## PROBLEM
The records below must be copied in full; omit the images.

## SUPPLIED RECORDS
# # # #

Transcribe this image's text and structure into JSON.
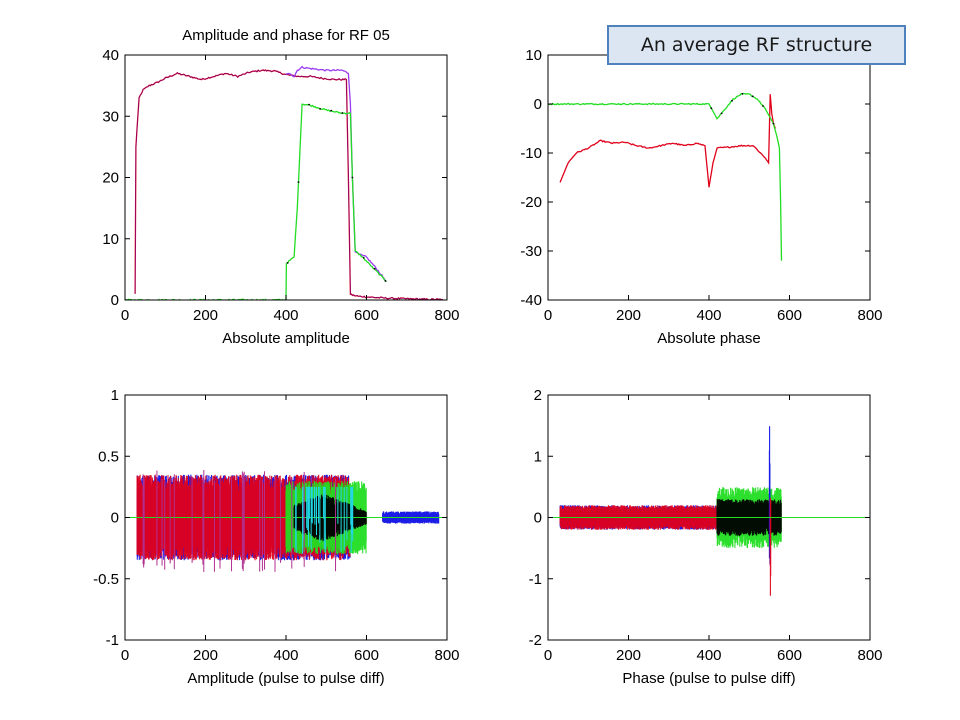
{
  "callout": {
    "text": "An average RF structure"
  },
  "colors": {
    "red": "#e0001a",
    "blue": "#1010e6",
    "green": "#22dd22",
    "purple": "#9a3cf0",
    "black": "#000000",
    "cyan": "#22d6e6",
    "magenta": "#b03090"
  },
  "chart_data": [
    {
      "type": "line",
      "title": "Amplitude and phase for RF 05",
      "xlabel": "Absolute amplitude",
      "ylabel": "",
      "xlim": [
        0,
        800
      ],
      "ylim": [
        0,
        40
      ],
      "xticks": [
        0,
        200,
        400,
        600,
        800
      ],
      "yticks": [
        0,
        10,
        20,
        30,
        40
      ],
      "grid": false,
      "series": [
        {
          "color": "#e0001a",
          "x": [
            25,
            27,
            35,
            45,
            60,
            80,
            100,
            130,
            160,
            190,
            220,
            250,
            280,
            310,
            340,
            370,
            400,
            430,
            460,
            490,
            520,
            550,
            555,
            560,
            565,
            580,
            600,
            650,
            700,
            750,
            790
          ],
          "values": [
            1,
            25,
            33,
            34.3,
            35,
            35.5,
            36.2,
            37,
            36.5,
            36,
            36.5,
            37,
            36.5,
            37.2,
            37.5,
            37.4,
            36.8,
            36.5,
            36.5,
            36.2,
            36,
            36,
            20,
            1,
            0.8,
            0.6,
            0.5,
            0.3,
            0.2,
            0.1,
            0.1
          ]
        },
        {
          "color": "#9a3cf0",
          "x": [
            400,
            410,
            420,
            428,
            440,
            460,
            500,
            540,
            555,
            560,
            565,
            572,
            580,
            600,
            620,
            650
          ],
          "values": [
            36.8,
            37,
            36.5,
            37.5,
            38,
            37.8,
            37.5,
            37.5,
            37,
            32,
            20,
            8,
            7.5,
            7,
            5.5,
            3
          ]
        },
        {
          "color": "#22dd22",
          "x": [
            0,
            400,
            401,
            420,
            428,
            440,
            460,
            500,
            540,
            560,
            565,
            572,
            590,
            620,
            650
          ],
          "values": [
            0,
            0,
            6,
            7,
            15,
            32,
            31.8,
            31,
            30.5,
            30.5,
            20,
            8,
            7,
            5,
            3
          ]
        }
      ]
    },
    {
      "type": "line",
      "title": "",
      "xlabel": "Absolute phase",
      "ylabel": "",
      "xlim": [
        0,
        800
      ],
      "ylim": [
        -40,
        10
      ],
      "xticks": [
        0,
        200,
        400,
        600,
        800
      ],
      "yticks": [
        -40,
        -30,
        -20,
        -10,
        0,
        10
      ],
      "grid": false,
      "series": [
        {
          "color": "#e0001a",
          "x": [
            30,
            50,
            70,
            100,
            130,
            160,
            190,
            220,
            250,
            280,
            310,
            340,
            370,
            390,
            400,
            410,
            420,
            450,
            480,
            510,
            540,
            548,
            552,
            556,
            560,
            565
          ],
          "values": [
            -16,
            -12,
            -10,
            -9,
            -7.5,
            -8,
            -7.8,
            -8.5,
            -9,
            -8.5,
            -8,
            -8.5,
            -8,
            -8.5,
            -17,
            -12,
            -9,
            -8.8,
            -8.5,
            -8.5,
            -11,
            -12,
            2,
            -2,
            -4,
            -5
          ]
        },
        {
          "color": "#22dd22",
          "x": [
            0,
            400,
            420,
            440,
            460,
            480,
            500,
            520,
            540,
            560,
            570,
            575,
            578,
            580
          ],
          "values": [
            0,
            0,
            -3,
            -1,
            1,
            2,
            2,
            1,
            -1,
            -4,
            -7,
            -9,
            -20,
            -32
          ]
        }
      ]
    },
    {
      "type": "line",
      "title": "",
      "xlabel": "Amplitude (pulse to pulse diff)",
      "ylabel": "",
      "xlim": [
        0,
        800
      ],
      "ylim": [
        -1,
        1
      ],
      "xticks": [
        0,
        200,
        400,
        600,
        800
      ],
      "yticks": [
        -1,
        -0.5,
        0,
        0.5,
        1
      ],
      "grid": false,
      "series": [
        {
          "color": "#1010e6",
          "x": [
            30,
            560
          ],
          "values": [
            -0.35,
            0.35
          ]
        },
        {
          "color": "#e0001a",
          "x": [
            30,
            560
          ],
          "values": [
            -0.35,
            0.35
          ]
        },
        {
          "color": "#22dd22",
          "x": [
            400,
            600
          ],
          "values": [
            -0.3,
            0.3
          ]
        },
        {
          "color": "#000000",
          "x": [
            420,
            600
          ],
          "values": [
            -0.2,
            0.2
          ]
        },
        {
          "color": "#1010e6",
          "x": [
            640,
            780
          ],
          "values": [
            -0.05,
            0.05
          ]
        }
      ]
    },
    {
      "type": "line",
      "title": "",
      "xlabel": "Phase (pulse to pulse diff)",
      "ylabel": "",
      "xlim": [
        0,
        800
      ],
      "ylim": [
        -2,
        2
      ],
      "xticks": [
        0,
        200,
        400,
        600,
        800
      ],
      "yticks": [
        -2,
        -1,
        0,
        1,
        2
      ],
      "grid": false,
      "series": [
        {
          "color": "#1010e6",
          "x": [
            30,
            420
          ],
          "values": [
            -0.2,
            0.2
          ]
        },
        {
          "color": "#e0001a",
          "x": [
            30,
            420
          ],
          "values": [
            -0.2,
            0.2
          ]
        },
        {
          "color": "#22dd22",
          "x": [
            420,
            580
          ],
          "values": [
            -0.5,
            0.5
          ]
        },
        {
          "color": "#000000",
          "x": [
            420,
            580
          ],
          "values": [
            -0.3,
            0.3
          ]
        },
        {
          "color": "#1010e6",
          "x": [
            550,
            552
          ],
          "values": [
            -0.9,
            1.5
          ]
        },
        {
          "color": "#e0001a",
          "x": [
            552,
            554
          ],
          "values": [
            -1.35,
            0.5
          ]
        }
      ]
    }
  ]
}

# # # #

## OUTPUT
Transcribe this image's text and structure into JSON.
{
  "callout": {
    "text": "An average RF structure"
  },
  "colors": {
    "red": "#e0001a",
    "blue": "#1010e6",
    "green": "#22dd22",
    "purple": "#9a3cf0",
    "black": "#000000",
    "cyan": "#22d6e6",
    "magenta": "#b03090"
  },
  "chart_data": [
    {
      "type": "line",
      "title": "Amplitude and phase for RF 05",
      "xlabel": "Absolute amplitude",
      "ylabel": "",
      "xlim": [
        0,
        800
      ],
      "ylim": [
        0,
        40
      ],
      "xticks": [
        0,
        200,
        400,
        600,
        800
      ],
      "yticks": [
        0,
        10,
        20,
        30,
        40
      ],
      "grid": false,
      "series": [
        {
          "color": "#e0001a",
          "x": [
            25,
            27,
            35,
            45,
            60,
            80,
            100,
            130,
            160,
            190,
            220,
            250,
            280,
            310,
            340,
            370,
            400,
            430,
            460,
            490,
            520,
            550,
            555,
            560,
            565,
            580,
            600,
            650,
            700,
            750,
            790
          ],
          "values": [
            1,
            25,
            33,
            34.3,
            35,
            35.5,
            36.2,
            37,
            36.5,
            36,
            36.5,
            37,
            36.5,
            37.2,
            37.5,
            37.4,
            36.8,
            36.5,
            36.5,
            36.2,
            36,
            36,
            20,
            1,
            0.8,
            0.6,
            0.5,
            0.3,
            0.2,
            0.1,
            0.1
          ]
        },
        {
          "color": "#9a3cf0",
          "x": [
            400,
            410,
            420,
            428,
            440,
            460,
            500,
            540,
            555,
            560,
            565,
            572,
            580,
            600,
            620,
            650
          ],
          "values": [
            36.8,
            37,
            36.5,
            37.5,
            38,
            37.8,
            37.5,
            37.5,
            37,
            32,
            20,
            8,
            7.5,
            7,
            5.5,
            3
          ]
        },
        {
          "color": "#22dd22",
          "x": [
            0,
            400,
            401,
            420,
            428,
            440,
            460,
            500,
            540,
            560,
            565,
            572,
            590,
            620,
            650
          ],
          "values": [
            0,
            0,
            6,
            7,
            15,
            32,
            31.8,
            31,
            30.5,
            30.5,
            20,
            8,
            7,
            5,
            3
          ]
        }
      ]
    },
    {
      "type": "line",
      "title": "",
      "xlabel": "Absolute phase",
      "ylabel": "",
      "xlim": [
        0,
        800
      ],
      "ylim": [
        -40,
        10
      ],
      "xticks": [
        0,
        200,
        400,
        600,
        800
      ],
      "yticks": [
        -40,
        -30,
        -20,
        -10,
        0,
        10
      ],
      "grid": false,
      "series": [
        {
          "color": "#e0001a",
          "x": [
            30,
            50,
            70,
            100,
            130,
            160,
            190,
            220,
            250,
            280,
            310,
            340,
            370,
            390,
            400,
            410,
            420,
            450,
            480,
            510,
            540,
            548,
            552,
            556,
            560,
            565
          ],
          "values": [
            -16,
            -12,
            -10,
            -9,
            -7.5,
            -8,
            -7.8,
            -8.5,
            -9,
            -8.5,
            -8,
            -8.5,
            -8,
            -8.5,
            -17,
            -12,
            -9,
            -8.8,
            -8.5,
            -8.5,
            -11,
            -12,
            2,
            -2,
            -4,
            -5
          ]
        },
        {
          "color": "#22dd22",
          "x": [
            0,
            400,
            420,
            440,
            460,
            480,
            500,
            520,
            540,
            560,
            570,
            575,
            578,
            580
          ],
          "values": [
            0,
            0,
            -3,
            -1,
            1,
            2,
            2,
            1,
            -1,
            -4,
            -7,
            -9,
            -20,
            -32
          ]
        }
      ]
    },
    {
      "type": "line",
      "title": "",
      "xlabel": "Amplitude (pulse to pulse diff)",
      "ylabel": "",
      "xlim": [
        0,
        800
      ],
      "ylim": [
        -1,
        1
      ],
      "xticks": [
        0,
        200,
        400,
        600,
        800
      ],
      "yticks": [
        -1,
        -0.5,
        0,
        0.5,
        1
      ],
      "grid": false,
      "series": [
        {
          "color": "#1010e6",
          "x": [
            30,
            560
          ],
          "values": [
            -0.35,
            0.35
          ]
        },
        {
          "color": "#e0001a",
          "x": [
            30,
            560
          ],
          "values": [
            -0.35,
            0.35
          ]
        },
        {
          "color": "#22dd22",
          "x": [
            400,
            600
          ],
          "values": [
            -0.3,
            0.3
          ]
        },
        {
          "color": "#000000",
          "x": [
            420,
            600
          ],
          "values": [
            -0.2,
            0.2
          ]
        },
        {
          "color": "#1010e6",
          "x": [
            640,
            780
          ],
          "values": [
            -0.05,
            0.05
          ]
        }
      ]
    },
    {
      "type": "line",
      "title": "",
      "xlabel": "Phase (pulse to pulse diff)",
      "ylabel": "",
      "xlim": [
        0,
        800
      ],
      "ylim": [
        -2,
        2
      ],
      "xticks": [
        0,
        200,
        400,
        600,
        800
      ],
      "yticks": [
        -2,
        -1,
        0,
        1,
        2
      ],
      "grid": false,
      "series": [
        {
          "color": "#1010e6",
          "x": [
            30,
            420
          ],
          "values": [
            -0.2,
            0.2
          ]
        },
        {
          "color": "#e0001a",
          "x": [
            30,
            420
          ],
          "values": [
            -0.2,
            0.2
          ]
        },
        {
          "color": "#22dd22",
          "x": [
            420,
            580
          ],
          "values": [
            -0.5,
            0.5
          ]
        },
        {
          "color": "#000000",
          "x": [
            420,
            580
          ],
          "values": [
            -0.3,
            0.3
          ]
        },
        {
          "color": "#1010e6",
          "x": [
            550,
            552
          ],
          "values": [
            -0.9,
            1.5
          ]
        },
        {
          "color": "#e0001a",
          "x": [
            552,
            554
          ],
          "values": [
            -1.35,
            0.5
          ]
        }
      ]
    }
  ]
}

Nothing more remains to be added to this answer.